STATED PROBLEM A:
Please repeat the passage of the greenhouse controller article word for word, starting with "June 11, 2008" and going on through "competitive with thermostats.".

DOCUMENT EXCERPT:
↓↓↓
Controller Savings For The Smaller Grower
An environmental control, even a simple one, can do so much more than a thermostat.
June 11, 2008
like DIF and night set-back.
A controller does not have to be elaborate or complicated to save you money and improve your crop quality. It does not have to control every operation of the greenhouse to be effective. Replacing thermostats with a simple controller that handles only the heating and cooling will save you energy and improve your crops. Many affordable controllers add settings like DIF, night set-back, humidity control and curtain control and still stay price competitive with thermostats.
Single Temperature Reading
One of the greatest cost savings that a controller produces versus thermostats is from the coordination of heats and cools from one temperature probe. It is almost universal that growers will tell you that in a greenhouse with thermostats, you will, sooner or later, get heats and cools running at the same time. This can happen when the heat thermostat is located too close to an inlet or when a thermostat loses its calibration, causing overlap between the heating and cooling ranges.
↑↑↑
THE INPUT:
↓↓↓
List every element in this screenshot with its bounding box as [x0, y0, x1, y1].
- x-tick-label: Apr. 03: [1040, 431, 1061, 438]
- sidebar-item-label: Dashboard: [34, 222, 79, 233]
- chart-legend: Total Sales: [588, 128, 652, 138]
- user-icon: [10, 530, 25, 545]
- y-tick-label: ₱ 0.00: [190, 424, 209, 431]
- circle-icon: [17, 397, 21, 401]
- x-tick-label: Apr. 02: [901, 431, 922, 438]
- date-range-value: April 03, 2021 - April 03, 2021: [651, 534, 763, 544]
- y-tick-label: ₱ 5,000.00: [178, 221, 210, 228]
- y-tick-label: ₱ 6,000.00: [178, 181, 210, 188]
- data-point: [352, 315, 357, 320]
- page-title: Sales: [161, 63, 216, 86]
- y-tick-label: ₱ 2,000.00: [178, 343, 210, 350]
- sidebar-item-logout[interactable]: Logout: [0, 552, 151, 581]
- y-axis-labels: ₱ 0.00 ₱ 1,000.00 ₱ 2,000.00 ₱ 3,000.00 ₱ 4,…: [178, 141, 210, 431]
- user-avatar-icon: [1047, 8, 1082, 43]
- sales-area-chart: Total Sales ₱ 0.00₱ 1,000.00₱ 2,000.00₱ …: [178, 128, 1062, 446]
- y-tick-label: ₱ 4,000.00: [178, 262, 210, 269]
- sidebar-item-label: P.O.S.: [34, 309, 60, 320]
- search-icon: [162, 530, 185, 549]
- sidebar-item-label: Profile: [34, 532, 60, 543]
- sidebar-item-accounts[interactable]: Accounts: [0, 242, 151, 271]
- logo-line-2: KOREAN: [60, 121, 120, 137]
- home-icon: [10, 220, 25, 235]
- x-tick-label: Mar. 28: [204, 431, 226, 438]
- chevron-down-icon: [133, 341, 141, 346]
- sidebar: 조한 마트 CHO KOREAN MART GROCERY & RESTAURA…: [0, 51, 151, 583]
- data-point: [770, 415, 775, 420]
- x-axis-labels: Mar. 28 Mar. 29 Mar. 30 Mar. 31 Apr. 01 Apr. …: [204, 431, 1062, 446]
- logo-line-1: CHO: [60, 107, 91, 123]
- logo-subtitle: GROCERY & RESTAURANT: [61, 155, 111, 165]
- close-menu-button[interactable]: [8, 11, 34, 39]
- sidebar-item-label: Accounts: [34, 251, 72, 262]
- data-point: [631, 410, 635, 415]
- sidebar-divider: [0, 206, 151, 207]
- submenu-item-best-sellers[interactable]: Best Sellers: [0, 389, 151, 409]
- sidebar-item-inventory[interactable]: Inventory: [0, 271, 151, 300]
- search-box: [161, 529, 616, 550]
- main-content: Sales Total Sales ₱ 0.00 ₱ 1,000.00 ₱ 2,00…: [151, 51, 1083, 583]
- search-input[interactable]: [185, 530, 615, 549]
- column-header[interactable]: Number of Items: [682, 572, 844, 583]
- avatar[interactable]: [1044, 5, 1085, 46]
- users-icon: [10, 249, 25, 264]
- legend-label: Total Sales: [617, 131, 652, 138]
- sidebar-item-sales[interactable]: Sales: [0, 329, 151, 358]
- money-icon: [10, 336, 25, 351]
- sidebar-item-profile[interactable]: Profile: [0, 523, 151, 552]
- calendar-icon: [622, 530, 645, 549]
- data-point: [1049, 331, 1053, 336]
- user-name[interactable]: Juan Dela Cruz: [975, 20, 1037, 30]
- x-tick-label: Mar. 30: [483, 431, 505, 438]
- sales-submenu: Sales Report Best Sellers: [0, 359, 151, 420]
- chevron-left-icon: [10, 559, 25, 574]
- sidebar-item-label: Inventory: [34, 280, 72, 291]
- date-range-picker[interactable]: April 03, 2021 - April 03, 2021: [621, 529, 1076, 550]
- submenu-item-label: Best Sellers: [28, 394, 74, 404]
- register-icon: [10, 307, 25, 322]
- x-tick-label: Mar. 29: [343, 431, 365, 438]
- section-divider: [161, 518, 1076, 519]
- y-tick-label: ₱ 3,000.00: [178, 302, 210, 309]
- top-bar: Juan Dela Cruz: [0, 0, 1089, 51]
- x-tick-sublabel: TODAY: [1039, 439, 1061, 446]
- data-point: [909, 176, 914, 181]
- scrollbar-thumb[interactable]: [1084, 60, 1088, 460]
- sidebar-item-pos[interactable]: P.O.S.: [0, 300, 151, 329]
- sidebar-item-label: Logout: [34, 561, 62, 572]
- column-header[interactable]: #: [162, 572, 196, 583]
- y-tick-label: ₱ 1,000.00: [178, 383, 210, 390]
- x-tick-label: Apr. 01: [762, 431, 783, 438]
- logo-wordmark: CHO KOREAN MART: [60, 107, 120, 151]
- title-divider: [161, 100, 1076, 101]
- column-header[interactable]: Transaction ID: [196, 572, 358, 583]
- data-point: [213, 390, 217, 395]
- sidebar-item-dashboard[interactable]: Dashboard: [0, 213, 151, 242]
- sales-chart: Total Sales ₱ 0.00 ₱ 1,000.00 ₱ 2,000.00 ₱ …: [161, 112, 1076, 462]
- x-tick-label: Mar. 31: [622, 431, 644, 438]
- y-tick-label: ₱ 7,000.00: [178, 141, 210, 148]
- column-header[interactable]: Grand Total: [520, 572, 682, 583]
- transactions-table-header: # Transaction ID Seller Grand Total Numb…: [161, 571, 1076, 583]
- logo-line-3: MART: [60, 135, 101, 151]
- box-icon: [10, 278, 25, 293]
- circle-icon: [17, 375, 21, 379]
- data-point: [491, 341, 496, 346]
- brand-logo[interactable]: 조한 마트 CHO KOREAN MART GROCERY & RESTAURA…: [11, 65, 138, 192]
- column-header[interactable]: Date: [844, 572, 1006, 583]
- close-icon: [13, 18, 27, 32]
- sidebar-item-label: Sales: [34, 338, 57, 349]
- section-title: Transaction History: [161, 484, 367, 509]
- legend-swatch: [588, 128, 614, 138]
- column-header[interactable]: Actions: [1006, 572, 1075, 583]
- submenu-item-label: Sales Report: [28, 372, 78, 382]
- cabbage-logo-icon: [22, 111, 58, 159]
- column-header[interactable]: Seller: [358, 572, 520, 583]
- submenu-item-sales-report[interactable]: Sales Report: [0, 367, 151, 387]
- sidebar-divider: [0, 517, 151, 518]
↑↑↑
STATED PROBLEM B:
Rewrite the records from their first line through the line with "- search-box: [161, 529, 616, 550]", swapping "x-tick-label" for "x-axis-tick" and leaving everything else unchanged.

ANSWER A:
June 11, 2008
like DIF and night set-back.
A controller does not have to be elaborate or complicated to save you money and improve your crop quality. It does not have to control every operation of the greenhouse to be effective. Replacing thermostats with a simple controller that handles only the heating and cooling will save you energy and improve your crops. Many affordable controllers add settings like DIF, night set-back, humidity control and curtain control and still stay price competitive with thermostats.

ANSWER B:
List every element in this screenshot with its bounding box as [x0, y0, x1, y1].
- x-axis-tick: Apr. 03: [1040, 431, 1061, 438]
- sidebar-item-label: Dashboard: [34, 222, 79, 233]
- chart-legend: Total Sales: [588, 128, 652, 138]
- user-icon: [10, 530, 25, 545]
- y-tick-label: ₱ 0.00: [190, 424, 209, 431]
- circle-icon: [17, 397, 21, 401]
- x-axis-tick: Apr. 02: [901, 431, 922, 438]
- date-range-value: April 03, 2021 - April 03, 2021: [651, 534, 763, 544]
- y-tick-label: ₱ 5,000.00: [178, 221, 210, 228]
- y-tick-label: ₱ 6,000.00: [178, 181, 210, 188]
- data-point: [352, 315, 357, 320]
- page-title: Sales: [161, 63, 216, 86]
- y-tick-label: ₱ 2,000.00: [178, 343, 210, 350]
- sidebar-item-logout[interactable]: Logout: [0, 552, 151, 581]
- y-axis-labels: ₱ 0.00 ₱ 1,000.00 ₱ 2,000.00 ₱ 3,000.00 ₱ 4,…: [178, 141, 210, 431]
- user-avatar-icon: [1047, 8, 1082, 43]
- sales-area-chart: Total Sales ₱ 0.00₱ 1,000.00₱ 2,000.00₱ …: [178, 128, 1062, 446]
- y-tick-label: ₱ 4,000.00: [178, 262, 210, 269]
- sidebar-item-label: P.O.S.: [34, 309, 60, 320]
- search-icon: [162, 530, 185, 549]
- sidebar-item-label: Profile: [34, 532, 60, 543]
- sidebar-item-accounts[interactable]: Accounts: [0, 242, 151, 271]
- logo-line-2: KOREAN: [60, 121, 120, 137]
- home-icon: [10, 220, 25, 235]
- x-axis-tick: Mar. 28: [204, 431, 226, 438]
- chevron-down-icon: [133, 341, 141, 346]
- sidebar: 조한 마트 CHO KOREAN MART GROCERY & RESTAURA…: [0, 51, 151, 583]
- data-point: [770, 415, 775, 420]
- x-axis-labels: Mar. 28 Mar. 29 Mar. 30 Mar. 31 Apr. 01 Apr. …: [204, 431, 1062, 446]
- logo-line-1: CHO: [60, 107, 91, 123]
- logo-subtitle: GROCERY & RESTAURANT: [61, 155, 111, 165]
- close-menu-button[interactable]: [8, 11, 34, 39]
- sidebar-item-label: Accounts: [34, 251, 72, 262]
- data-point: [631, 410, 635, 415]
- sidebar-divider: [0, 206, 151, 207]
- submenu-item-best-sellers[interactable]: Best Sellers: [0, 389, 151, 409]
- sidebar-item-inventory[interactable]: Inventory: [0, 271, 151, 300]
- search-box: [161, 529, 616, 550]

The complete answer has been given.